** SHORT EXERCISE **
Go through the entries below and collect each line with the string "ylabel" in it.

** DATA PROVIDED **
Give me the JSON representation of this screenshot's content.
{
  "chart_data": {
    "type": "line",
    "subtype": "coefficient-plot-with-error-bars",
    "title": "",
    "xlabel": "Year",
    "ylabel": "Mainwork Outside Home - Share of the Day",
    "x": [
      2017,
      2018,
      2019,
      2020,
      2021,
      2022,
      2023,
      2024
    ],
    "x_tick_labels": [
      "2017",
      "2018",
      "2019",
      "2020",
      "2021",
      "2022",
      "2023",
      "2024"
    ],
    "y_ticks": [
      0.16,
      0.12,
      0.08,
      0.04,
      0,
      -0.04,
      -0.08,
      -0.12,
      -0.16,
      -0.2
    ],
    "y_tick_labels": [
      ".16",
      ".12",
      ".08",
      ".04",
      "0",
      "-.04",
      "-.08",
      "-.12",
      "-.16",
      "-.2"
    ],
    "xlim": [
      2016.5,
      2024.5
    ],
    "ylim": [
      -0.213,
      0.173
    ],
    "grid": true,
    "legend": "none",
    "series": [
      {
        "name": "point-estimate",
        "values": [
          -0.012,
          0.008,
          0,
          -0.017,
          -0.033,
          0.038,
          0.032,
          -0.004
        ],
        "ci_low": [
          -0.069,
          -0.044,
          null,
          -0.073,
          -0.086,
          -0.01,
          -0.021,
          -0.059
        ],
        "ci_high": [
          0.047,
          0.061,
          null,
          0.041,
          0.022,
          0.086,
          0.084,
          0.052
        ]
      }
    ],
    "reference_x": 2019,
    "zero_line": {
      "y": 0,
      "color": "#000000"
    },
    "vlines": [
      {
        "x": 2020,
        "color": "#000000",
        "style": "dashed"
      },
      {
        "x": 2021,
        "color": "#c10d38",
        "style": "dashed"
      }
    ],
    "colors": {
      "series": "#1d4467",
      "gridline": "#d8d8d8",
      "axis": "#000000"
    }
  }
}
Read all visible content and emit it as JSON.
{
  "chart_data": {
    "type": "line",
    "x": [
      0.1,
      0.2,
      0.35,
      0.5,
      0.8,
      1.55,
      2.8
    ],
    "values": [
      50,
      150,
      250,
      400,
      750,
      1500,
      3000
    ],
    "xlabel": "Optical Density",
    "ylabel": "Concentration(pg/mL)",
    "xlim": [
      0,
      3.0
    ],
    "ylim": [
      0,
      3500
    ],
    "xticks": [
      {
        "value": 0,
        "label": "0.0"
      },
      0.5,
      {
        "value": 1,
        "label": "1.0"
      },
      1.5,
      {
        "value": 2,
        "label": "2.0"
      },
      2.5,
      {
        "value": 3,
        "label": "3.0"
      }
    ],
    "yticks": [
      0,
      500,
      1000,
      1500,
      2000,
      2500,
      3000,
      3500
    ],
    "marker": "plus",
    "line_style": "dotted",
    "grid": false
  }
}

** WORKED ANSWER **
    "ylabel": "Mainwork Outside Home - Share of the Day",
    "ylabel": "Concentration(pg/mL)",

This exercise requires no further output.